WHAT TO WORK ON
How many of the lines below contain "page"? Answer with that number alone.

ENTRIES SUPPLIED
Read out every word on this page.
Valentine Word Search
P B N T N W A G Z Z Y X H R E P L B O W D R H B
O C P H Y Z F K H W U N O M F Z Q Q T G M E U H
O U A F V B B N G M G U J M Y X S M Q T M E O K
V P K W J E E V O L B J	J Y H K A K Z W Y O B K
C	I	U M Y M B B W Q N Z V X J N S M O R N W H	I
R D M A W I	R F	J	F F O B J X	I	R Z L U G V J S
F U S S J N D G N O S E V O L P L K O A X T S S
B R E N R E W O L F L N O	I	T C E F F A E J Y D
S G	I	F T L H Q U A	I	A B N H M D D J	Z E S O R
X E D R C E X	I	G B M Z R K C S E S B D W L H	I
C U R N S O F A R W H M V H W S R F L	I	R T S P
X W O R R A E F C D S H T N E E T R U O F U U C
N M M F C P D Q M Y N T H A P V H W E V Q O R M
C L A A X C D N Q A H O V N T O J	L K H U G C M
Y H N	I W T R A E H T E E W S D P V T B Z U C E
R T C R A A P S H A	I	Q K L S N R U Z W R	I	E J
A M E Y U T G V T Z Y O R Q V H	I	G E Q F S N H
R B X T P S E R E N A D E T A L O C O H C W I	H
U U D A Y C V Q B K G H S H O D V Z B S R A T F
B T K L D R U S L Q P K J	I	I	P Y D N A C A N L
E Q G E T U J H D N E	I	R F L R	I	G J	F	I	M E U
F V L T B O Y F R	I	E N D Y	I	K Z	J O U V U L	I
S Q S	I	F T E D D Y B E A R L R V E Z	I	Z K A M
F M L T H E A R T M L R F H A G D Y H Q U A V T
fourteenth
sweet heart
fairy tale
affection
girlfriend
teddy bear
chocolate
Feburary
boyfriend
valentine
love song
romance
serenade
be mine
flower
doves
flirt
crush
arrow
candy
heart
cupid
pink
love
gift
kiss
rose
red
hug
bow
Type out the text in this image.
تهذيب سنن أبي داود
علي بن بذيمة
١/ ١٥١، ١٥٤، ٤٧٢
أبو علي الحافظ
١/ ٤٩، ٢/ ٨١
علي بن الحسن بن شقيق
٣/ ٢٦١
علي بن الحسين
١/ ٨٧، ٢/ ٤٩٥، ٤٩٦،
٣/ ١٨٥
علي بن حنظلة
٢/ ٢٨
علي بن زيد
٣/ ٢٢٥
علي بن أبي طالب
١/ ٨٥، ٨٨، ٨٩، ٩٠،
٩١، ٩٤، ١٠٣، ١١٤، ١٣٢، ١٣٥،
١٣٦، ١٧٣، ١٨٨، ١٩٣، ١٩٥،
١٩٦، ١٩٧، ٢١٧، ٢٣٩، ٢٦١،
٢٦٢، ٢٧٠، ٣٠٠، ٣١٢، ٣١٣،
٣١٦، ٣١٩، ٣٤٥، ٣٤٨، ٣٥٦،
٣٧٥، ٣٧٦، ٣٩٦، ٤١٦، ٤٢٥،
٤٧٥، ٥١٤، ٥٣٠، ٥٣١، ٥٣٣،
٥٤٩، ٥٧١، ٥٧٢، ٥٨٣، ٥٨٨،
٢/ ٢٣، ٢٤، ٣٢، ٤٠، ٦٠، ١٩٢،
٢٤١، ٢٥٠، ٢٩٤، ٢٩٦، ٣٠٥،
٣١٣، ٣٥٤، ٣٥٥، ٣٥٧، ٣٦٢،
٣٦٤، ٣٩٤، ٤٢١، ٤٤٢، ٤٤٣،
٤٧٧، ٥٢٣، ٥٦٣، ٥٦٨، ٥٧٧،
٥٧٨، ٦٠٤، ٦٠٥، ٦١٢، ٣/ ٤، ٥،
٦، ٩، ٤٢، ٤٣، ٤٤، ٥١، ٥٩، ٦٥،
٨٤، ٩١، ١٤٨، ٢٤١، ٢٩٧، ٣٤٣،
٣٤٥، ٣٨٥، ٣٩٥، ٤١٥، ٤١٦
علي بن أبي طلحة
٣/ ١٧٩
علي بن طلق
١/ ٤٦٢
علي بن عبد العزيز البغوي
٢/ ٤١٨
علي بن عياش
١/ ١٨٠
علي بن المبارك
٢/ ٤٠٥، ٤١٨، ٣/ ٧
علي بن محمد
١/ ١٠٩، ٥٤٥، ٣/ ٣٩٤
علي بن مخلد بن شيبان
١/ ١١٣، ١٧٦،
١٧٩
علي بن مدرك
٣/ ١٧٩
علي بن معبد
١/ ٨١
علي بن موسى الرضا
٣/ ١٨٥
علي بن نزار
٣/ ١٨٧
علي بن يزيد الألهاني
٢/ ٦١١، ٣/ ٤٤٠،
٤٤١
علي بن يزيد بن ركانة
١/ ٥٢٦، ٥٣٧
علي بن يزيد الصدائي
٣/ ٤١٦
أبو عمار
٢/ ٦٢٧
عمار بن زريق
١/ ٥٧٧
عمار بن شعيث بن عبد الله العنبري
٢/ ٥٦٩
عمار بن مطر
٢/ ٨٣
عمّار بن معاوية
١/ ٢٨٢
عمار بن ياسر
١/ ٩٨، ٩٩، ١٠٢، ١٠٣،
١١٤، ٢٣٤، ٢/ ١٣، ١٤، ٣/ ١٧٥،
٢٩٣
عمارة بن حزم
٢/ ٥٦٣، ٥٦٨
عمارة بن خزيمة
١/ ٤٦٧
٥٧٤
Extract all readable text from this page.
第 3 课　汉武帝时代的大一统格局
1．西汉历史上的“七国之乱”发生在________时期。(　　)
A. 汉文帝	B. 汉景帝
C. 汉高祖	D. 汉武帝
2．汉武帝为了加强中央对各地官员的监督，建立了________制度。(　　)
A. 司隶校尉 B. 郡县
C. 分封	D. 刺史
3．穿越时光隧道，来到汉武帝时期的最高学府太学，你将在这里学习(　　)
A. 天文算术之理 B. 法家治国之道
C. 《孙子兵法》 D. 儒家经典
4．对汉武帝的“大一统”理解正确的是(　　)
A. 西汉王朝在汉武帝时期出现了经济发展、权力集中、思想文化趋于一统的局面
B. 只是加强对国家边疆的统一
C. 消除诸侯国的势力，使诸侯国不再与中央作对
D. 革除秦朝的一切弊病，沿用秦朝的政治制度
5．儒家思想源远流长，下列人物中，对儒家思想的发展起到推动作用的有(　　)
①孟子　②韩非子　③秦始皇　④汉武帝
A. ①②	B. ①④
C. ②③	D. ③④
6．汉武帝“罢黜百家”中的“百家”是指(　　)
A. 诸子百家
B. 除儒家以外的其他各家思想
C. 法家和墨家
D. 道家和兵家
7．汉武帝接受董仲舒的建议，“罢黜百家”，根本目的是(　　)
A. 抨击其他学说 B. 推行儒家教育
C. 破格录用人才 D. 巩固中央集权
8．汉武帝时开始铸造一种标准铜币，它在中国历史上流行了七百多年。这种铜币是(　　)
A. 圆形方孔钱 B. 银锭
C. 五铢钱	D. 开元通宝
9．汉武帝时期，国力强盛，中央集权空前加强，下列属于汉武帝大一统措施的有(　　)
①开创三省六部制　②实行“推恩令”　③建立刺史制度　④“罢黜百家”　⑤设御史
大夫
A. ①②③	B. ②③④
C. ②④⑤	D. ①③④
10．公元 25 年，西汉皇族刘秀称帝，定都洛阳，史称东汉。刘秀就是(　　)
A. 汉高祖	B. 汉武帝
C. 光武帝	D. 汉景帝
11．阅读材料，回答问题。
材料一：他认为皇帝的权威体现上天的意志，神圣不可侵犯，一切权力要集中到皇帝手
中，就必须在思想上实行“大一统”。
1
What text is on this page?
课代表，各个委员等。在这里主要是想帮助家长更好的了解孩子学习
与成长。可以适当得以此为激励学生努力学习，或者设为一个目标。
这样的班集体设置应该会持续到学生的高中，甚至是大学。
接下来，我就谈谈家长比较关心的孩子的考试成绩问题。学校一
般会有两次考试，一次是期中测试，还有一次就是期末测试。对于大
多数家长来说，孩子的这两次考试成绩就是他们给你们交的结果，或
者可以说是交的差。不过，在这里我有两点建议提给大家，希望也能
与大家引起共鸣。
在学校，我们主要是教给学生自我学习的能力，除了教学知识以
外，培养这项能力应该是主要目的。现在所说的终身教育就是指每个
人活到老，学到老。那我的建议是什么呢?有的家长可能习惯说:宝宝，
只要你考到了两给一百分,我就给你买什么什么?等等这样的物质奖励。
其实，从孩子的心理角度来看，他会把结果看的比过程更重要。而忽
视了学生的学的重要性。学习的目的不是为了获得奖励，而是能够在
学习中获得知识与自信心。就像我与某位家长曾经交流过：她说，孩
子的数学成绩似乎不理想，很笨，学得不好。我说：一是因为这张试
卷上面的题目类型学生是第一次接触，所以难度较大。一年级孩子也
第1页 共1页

THE RESPONSE
3